WORK REQUIRED – Write out each record below exactly as it appears, with no pictures.

Data listing:

'''

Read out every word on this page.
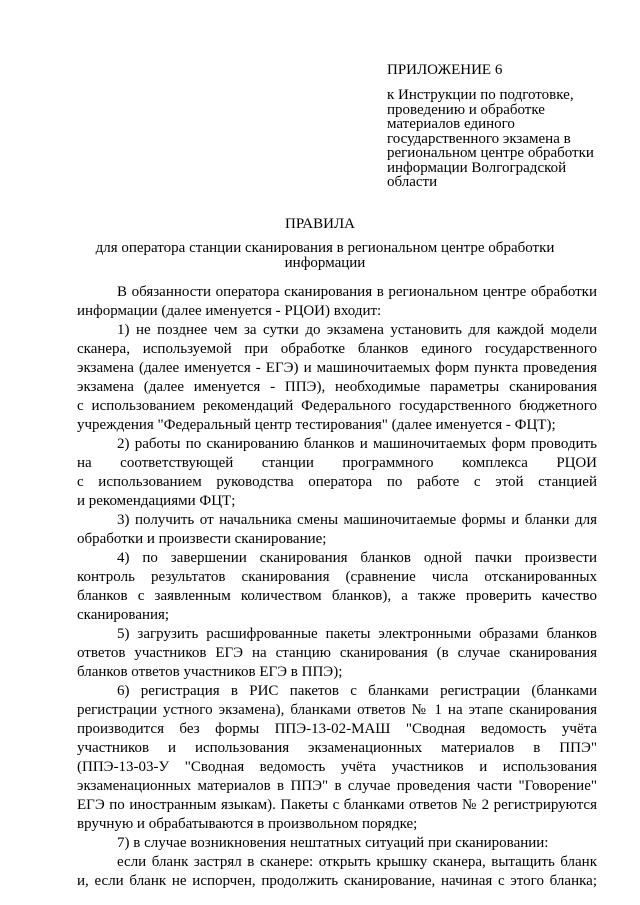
ПРИЛОЖЕНИЕ 6
к Инструкции по подготовке,
проведению и обработке
материалов единого
государственного экзамена в
региональном центре обработки
информации Волгоградской
области
ПРАВИЛА
для оператора станции сканирования в региональном центре обработки информации
В обязанности оператора сканирования в региональном центре обработки
информации (далее именуется - РЦОИ) входит:
1) не позднее чем за сутки до экзамена установить для каждой модели
сканера, используемой при обработке бланков единого государственного
экзамена (далее именуется - ЕГЭ) и машиночитаемых форм пункта проведения
экзамена (далее именуется - ППЭ), необходимые параметры сканирования
с использованием рекомендаций Федерального государственного бюджетного
учреждения "Федеральный центр тестирования" (далее именуется - ФЦТ);
2) работы по сканированию бланков и машиночитаемых форм проводить
на соответствующей станции программного комплекса РЦОИ
с использованием руководства оператора по работе с этой станцией
и рекомендациями ФЦТ;
3) получить от начальника смены машиночитаемые формы и бланки для
обработки и произвести сканирование;
4) по завершении сканирования бланков одной пачки произвести
контроль результатов сканирования (сравнение числа отсканированных
бланков с заявленным количеством бланков), а также проверить качество
сканирования;
5) загрузить расшифрованные пакеты электронными образами бланков
ответов участников ЕГЭ на станцию сканирования (в случае сканирования
бланков ответов участников ЕГЭ в ППЭ);
6) регистрация в РИС пакетов с бланками регистрации (бланками
регистрации устного экзамена), бланками ответов № 1 на этапе сканирования
производится без формы ППЭ-13-02-МАШ "Сводная ведомость учёта
участников и использования экзаменационных материалов в ППЭ"
(ППЭ-13-03-У "Сводная ведомость учёта участников и использования
экзаменационных материалов в ППЭ" в случае проведения части "Говорение"
ЕГЭ по иностранным языкам). Пакеты с бланками ответов № 2 регистрируются
вручную и обрабатываются в произвольном порядке;
7) в случае возникновения нештатных ситуаций при сканировании:
если бланк застрял в сканере: открыть крышку сканера, вытащить бланк
и, если бланк не испорчен, продолжить сканирование, начиная с этого бланка;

'''

WRITTEN ANSWER –
Read out every word on this page.
ПРИЛОЖЕНИЕ 6
к Инструкции по подготовке,
проведению и обработке
материалов единого
государственного экзамена в
региональном центре обработки
информации Волгоградской
области
ПРАВИЛА
для оператора станции сканирования в региональном центре обработки информации
В обязанности оператора сканирования в региональном центре обработки
информации (далее именуется - РЦОИ) входит:
1) не позднее чем за сутки до экзамена установить для каждой модели
сканера, используемой при обработке бланков единого государственного
экзамена (далее именуется - ЕГЭ) и машиночитаемых форм пункта проведения
экзамена (далее именуется - ППЭ), необходимые параметры сканирования
с использованием рекомендаций Федерального государственного бюджетного
учреждения "Федеральный центр тестирования" (далее именуется - ФЦТ);
2) работы по сканированию бланков и машиночитаемых форм проводить
на соответствующей станции программного комплекса РЦОИ
с использованием руководства оператора по работе с этой станцией
и рекомендациями ФЦТ;
3) получить от начальника смены машиночитаемые формы и бланки для
обработки и произвести сканирование;
4) по завершении сканирования бланков одной пачки произвести
контроль результатов сканирования (сравнение числа отсканированных
бланков с заявленным количеством бланков), а также проверить качество
сканирования;
5) загрузить расшифрованные пакеты электронными образами бланков
ответов участников ЕГЭ на станцию сканирования (в случае сканирования
бланков ответов участников ЕГЭ в ППЭ);
6) регистрация в РИС пакетов с бланками регистрации (бланками
регистрации устного экзамена), бланками ответов № 1 на этапе сканирования
производится без формы ППЭ-13-02-МАШ "Сводная ведомость учёта
участников и использования экзаменационных материалов в ППЭ"
(ППЭ-13-03-У "Сводная ведомость учёта участников и использования
экзаменационных материалов в ППЭ" в случае проведения части "Говорение"
ЕГЭ по иностранным языкам). Пакеты с бланками ответов № 2 регистрируются
вручную и обрабатываются в произвольном порядке;
7) в случае возникновения нештатных ситуаций при сканировании:
если бланк застрял в сканере: открыть крышку сканера, вытащить бланк
и, если бланк не испорчен, продолжить сканирование, начиная с этого бланка;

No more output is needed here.